=== What is asked ===
Tally the lines that include "color". Output the number only.

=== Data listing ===
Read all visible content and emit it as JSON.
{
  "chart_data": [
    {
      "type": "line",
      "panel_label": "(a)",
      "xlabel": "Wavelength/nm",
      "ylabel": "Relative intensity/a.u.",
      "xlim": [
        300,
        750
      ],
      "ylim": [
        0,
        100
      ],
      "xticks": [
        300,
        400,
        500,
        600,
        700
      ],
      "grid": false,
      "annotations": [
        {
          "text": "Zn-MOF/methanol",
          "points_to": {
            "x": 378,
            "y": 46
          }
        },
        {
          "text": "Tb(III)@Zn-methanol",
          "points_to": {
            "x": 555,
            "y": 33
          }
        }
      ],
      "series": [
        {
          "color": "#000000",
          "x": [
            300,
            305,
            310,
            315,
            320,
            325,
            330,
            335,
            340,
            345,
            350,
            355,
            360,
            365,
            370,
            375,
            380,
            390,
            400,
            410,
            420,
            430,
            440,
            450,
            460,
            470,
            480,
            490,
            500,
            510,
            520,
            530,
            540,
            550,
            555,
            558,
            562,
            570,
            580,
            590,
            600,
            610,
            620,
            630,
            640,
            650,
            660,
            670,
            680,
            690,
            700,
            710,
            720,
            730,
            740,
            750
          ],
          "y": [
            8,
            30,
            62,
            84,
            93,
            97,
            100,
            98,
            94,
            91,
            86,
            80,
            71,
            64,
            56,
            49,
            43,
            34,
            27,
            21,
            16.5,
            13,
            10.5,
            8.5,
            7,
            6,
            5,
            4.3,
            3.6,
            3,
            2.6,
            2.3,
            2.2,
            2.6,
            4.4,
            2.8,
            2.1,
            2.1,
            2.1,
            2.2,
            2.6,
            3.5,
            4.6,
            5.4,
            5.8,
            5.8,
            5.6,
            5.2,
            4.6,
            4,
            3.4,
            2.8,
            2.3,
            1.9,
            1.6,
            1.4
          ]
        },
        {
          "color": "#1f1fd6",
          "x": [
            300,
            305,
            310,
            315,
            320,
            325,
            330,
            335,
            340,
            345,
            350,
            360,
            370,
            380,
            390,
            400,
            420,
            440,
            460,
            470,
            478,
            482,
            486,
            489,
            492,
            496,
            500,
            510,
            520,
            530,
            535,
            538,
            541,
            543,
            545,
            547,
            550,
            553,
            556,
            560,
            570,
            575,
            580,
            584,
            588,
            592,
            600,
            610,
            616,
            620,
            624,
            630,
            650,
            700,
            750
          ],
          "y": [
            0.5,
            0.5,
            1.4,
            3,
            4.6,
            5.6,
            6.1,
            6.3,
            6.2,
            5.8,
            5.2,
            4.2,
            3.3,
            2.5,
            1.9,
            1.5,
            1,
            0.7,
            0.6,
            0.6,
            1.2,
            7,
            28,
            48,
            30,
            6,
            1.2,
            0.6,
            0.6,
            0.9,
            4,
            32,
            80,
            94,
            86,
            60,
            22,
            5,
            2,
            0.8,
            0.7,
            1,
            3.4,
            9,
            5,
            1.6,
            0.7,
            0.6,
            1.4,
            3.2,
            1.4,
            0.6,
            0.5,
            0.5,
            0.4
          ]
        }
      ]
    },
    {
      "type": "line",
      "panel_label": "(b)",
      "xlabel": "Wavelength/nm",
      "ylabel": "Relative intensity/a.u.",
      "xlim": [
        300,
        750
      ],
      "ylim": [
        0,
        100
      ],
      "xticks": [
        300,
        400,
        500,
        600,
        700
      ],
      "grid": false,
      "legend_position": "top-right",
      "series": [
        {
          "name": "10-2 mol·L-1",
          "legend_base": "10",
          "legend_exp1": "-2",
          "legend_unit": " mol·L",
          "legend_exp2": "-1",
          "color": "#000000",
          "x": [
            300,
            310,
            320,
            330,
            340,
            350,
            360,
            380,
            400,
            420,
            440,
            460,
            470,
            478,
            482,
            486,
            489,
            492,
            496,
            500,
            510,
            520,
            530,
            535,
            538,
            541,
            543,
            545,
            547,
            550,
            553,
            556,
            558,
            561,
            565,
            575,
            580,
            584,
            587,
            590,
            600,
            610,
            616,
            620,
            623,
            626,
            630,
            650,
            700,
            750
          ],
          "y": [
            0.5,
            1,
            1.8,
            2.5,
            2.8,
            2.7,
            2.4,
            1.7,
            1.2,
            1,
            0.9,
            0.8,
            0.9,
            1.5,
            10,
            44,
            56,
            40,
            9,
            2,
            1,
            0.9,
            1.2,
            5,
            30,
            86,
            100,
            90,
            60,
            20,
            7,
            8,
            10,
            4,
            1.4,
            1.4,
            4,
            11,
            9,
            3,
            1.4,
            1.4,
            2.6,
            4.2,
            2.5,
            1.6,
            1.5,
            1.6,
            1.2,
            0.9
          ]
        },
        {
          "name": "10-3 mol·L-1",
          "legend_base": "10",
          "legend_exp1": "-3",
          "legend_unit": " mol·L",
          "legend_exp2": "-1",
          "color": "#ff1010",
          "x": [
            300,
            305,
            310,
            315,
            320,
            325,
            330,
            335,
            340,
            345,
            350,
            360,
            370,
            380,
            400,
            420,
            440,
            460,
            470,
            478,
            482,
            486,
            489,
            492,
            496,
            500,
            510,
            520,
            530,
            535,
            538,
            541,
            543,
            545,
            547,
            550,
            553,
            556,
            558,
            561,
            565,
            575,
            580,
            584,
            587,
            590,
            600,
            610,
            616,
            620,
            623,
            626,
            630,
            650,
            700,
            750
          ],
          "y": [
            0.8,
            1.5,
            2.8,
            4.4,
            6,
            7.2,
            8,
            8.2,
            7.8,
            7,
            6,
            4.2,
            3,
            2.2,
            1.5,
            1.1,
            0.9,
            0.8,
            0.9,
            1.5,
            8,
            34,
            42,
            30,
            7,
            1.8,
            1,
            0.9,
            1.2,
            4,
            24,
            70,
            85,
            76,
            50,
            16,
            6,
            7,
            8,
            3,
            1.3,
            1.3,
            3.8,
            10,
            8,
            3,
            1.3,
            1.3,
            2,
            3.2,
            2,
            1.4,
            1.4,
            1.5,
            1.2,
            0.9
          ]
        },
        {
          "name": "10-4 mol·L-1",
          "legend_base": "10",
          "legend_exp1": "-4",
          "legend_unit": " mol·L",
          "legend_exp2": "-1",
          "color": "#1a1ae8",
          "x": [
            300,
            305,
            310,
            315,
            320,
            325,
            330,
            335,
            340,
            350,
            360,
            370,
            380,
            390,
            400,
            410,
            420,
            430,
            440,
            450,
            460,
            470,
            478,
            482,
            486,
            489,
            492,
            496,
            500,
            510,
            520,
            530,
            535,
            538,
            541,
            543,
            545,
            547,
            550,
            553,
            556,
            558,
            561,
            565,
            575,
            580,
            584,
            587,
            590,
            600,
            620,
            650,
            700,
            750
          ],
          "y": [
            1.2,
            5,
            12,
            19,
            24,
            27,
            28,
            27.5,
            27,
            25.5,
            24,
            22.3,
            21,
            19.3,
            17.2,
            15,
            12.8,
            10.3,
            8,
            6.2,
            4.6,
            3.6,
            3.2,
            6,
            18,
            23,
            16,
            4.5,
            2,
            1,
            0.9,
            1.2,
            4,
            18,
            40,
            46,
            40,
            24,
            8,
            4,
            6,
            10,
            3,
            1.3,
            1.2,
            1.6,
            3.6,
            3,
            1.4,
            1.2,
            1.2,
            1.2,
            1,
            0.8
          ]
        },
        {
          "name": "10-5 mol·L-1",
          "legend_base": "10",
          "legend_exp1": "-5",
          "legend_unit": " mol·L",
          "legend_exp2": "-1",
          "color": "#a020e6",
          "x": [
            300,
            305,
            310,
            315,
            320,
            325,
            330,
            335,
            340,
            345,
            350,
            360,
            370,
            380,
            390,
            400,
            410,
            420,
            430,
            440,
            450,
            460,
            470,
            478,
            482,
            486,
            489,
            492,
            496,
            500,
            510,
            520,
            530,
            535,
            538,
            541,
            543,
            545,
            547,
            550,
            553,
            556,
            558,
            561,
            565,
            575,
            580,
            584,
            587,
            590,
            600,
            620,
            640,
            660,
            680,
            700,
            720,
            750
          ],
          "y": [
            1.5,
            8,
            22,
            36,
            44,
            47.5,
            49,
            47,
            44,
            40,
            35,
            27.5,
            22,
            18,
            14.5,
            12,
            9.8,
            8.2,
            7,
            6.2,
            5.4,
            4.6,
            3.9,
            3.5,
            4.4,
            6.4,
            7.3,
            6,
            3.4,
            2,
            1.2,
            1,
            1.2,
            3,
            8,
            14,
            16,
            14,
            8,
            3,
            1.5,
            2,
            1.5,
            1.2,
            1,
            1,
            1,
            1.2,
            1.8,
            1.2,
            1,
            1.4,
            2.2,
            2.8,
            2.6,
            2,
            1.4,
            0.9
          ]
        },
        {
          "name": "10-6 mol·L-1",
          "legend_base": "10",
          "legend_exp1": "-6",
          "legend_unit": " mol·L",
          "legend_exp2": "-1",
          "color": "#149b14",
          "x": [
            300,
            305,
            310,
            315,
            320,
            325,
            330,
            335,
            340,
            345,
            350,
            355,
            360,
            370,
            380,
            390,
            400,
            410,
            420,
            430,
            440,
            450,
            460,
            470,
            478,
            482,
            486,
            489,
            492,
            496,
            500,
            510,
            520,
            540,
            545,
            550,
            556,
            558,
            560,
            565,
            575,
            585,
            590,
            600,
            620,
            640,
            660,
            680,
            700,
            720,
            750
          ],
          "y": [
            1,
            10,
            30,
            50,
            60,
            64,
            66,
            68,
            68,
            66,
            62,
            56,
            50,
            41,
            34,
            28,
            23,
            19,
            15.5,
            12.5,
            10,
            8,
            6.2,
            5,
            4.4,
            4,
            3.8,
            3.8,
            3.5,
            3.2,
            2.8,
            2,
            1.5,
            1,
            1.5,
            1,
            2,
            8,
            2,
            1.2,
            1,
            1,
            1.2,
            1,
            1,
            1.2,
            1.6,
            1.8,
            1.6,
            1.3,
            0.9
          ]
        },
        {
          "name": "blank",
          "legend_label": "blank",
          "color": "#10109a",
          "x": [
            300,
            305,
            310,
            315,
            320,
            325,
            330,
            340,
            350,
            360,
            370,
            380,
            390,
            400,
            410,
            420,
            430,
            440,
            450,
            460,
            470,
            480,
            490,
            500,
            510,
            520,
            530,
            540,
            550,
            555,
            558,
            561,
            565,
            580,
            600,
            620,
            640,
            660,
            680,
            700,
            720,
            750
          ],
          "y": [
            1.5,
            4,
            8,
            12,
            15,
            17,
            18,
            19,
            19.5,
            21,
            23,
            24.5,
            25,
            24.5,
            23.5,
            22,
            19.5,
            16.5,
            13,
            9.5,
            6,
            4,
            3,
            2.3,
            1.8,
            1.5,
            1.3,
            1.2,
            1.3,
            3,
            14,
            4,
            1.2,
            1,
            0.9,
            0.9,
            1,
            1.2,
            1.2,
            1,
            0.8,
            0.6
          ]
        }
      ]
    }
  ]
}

=== Answer to the exercise ===
8